■ AIM ■
Take from the listing each line that has the string "Shape".

####

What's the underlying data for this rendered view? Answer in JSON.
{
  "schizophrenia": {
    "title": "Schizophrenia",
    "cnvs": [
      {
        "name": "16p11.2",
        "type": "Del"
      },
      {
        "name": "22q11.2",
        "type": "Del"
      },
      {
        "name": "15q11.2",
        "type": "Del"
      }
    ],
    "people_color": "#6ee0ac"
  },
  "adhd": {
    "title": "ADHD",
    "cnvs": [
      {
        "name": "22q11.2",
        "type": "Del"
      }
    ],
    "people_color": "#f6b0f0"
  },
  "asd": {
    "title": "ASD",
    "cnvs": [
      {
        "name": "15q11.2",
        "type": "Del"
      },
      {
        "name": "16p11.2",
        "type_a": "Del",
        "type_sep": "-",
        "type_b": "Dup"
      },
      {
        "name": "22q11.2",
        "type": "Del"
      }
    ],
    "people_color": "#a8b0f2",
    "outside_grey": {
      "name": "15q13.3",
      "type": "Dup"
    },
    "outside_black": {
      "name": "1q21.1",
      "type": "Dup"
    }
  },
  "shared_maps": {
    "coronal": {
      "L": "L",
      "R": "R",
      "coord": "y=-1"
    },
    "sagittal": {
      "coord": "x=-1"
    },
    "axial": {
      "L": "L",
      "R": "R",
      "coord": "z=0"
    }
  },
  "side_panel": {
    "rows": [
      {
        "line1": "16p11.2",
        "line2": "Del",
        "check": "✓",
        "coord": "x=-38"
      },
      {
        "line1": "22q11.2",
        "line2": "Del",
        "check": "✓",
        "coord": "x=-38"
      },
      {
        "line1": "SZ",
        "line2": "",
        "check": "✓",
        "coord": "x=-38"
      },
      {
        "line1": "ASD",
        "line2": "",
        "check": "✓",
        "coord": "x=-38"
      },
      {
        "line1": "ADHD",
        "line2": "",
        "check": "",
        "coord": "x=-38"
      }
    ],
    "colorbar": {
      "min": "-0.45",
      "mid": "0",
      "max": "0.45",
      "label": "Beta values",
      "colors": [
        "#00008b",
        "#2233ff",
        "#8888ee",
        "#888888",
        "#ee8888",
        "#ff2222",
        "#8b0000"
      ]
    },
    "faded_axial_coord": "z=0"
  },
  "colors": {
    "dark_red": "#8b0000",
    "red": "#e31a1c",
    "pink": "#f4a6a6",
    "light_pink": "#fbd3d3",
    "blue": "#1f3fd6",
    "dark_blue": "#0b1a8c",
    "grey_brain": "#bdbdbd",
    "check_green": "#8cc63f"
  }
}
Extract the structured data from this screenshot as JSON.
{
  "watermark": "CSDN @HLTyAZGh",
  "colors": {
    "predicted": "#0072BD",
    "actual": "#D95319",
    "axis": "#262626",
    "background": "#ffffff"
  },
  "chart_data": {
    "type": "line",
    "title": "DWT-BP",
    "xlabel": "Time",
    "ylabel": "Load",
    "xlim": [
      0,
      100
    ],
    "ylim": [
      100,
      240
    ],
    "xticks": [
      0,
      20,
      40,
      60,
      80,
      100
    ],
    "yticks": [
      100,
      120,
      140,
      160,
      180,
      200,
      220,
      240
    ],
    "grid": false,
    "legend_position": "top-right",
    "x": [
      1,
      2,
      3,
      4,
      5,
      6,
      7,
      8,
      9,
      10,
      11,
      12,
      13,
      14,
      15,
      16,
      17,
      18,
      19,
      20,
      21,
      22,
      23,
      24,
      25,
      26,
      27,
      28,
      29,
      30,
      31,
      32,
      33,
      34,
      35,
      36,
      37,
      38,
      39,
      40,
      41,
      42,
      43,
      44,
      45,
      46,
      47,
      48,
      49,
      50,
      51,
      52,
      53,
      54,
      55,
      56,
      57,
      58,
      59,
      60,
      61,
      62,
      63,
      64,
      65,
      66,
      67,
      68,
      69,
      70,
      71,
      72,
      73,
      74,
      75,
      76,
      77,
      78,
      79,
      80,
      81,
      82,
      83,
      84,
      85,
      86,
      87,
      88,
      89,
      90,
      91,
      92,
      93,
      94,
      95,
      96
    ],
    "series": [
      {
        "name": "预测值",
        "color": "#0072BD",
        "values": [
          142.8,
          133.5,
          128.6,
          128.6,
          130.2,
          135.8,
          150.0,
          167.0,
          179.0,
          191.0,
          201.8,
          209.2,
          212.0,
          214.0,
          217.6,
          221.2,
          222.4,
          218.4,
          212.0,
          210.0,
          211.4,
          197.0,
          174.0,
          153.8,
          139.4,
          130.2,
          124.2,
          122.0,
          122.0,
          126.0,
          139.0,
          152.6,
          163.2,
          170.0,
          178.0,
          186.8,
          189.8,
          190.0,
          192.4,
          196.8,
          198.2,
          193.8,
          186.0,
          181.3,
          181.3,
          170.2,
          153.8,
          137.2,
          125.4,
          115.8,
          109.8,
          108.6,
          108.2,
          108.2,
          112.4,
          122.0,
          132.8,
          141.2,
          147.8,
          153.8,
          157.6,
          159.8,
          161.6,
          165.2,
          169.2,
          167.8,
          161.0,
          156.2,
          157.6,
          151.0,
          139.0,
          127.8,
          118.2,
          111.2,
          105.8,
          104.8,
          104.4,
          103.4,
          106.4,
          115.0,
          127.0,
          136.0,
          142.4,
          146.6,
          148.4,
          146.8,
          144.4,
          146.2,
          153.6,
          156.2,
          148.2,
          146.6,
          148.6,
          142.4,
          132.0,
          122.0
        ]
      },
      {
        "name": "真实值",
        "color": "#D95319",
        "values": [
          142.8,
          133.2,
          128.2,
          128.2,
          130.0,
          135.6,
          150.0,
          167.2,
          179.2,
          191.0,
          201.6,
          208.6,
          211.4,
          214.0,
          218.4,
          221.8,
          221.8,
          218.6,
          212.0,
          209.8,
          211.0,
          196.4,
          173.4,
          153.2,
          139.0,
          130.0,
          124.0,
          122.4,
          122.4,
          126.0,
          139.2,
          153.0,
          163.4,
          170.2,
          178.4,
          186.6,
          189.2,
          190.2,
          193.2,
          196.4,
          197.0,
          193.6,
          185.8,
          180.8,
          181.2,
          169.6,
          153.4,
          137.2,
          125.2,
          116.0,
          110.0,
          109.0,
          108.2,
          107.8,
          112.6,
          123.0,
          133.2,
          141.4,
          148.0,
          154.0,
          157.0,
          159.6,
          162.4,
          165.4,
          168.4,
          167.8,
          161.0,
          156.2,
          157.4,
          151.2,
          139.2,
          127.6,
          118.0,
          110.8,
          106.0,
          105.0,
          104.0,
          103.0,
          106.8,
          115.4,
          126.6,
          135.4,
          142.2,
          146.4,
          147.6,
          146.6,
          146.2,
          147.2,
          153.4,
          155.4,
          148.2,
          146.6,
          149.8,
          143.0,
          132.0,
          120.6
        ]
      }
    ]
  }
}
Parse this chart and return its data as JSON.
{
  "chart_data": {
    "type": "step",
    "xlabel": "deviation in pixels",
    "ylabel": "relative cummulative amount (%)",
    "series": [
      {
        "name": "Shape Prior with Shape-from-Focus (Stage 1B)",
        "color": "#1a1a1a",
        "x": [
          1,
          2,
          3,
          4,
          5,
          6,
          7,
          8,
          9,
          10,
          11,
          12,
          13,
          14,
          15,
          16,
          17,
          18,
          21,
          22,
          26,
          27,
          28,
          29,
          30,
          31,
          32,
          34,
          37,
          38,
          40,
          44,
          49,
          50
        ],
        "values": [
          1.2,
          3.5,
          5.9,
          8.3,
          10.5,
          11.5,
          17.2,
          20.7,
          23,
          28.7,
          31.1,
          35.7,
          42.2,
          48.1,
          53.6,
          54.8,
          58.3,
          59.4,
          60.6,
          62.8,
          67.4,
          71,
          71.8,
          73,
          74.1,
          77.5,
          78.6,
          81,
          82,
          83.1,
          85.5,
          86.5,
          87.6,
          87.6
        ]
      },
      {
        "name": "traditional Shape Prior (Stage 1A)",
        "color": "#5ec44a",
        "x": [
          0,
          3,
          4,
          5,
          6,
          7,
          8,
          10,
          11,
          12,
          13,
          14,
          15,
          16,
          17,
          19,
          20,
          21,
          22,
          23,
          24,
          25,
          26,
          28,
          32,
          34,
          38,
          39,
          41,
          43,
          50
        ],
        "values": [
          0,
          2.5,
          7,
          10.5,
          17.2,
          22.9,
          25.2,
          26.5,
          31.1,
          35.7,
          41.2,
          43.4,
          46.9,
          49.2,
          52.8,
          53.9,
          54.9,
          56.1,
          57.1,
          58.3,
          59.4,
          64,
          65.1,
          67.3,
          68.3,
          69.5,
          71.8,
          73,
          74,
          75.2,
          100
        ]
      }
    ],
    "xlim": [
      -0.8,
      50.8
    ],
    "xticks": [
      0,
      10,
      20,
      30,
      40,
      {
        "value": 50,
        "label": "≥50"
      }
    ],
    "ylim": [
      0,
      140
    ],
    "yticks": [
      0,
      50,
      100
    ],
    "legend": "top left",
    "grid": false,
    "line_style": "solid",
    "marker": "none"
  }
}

####

■ RESPONSE TO THE EXERCISE ■
        "name": "Shape Prior with Shape-from-Focus (Stage 1B)",
        "name": "traditional Shape Prior (Stage 1A)",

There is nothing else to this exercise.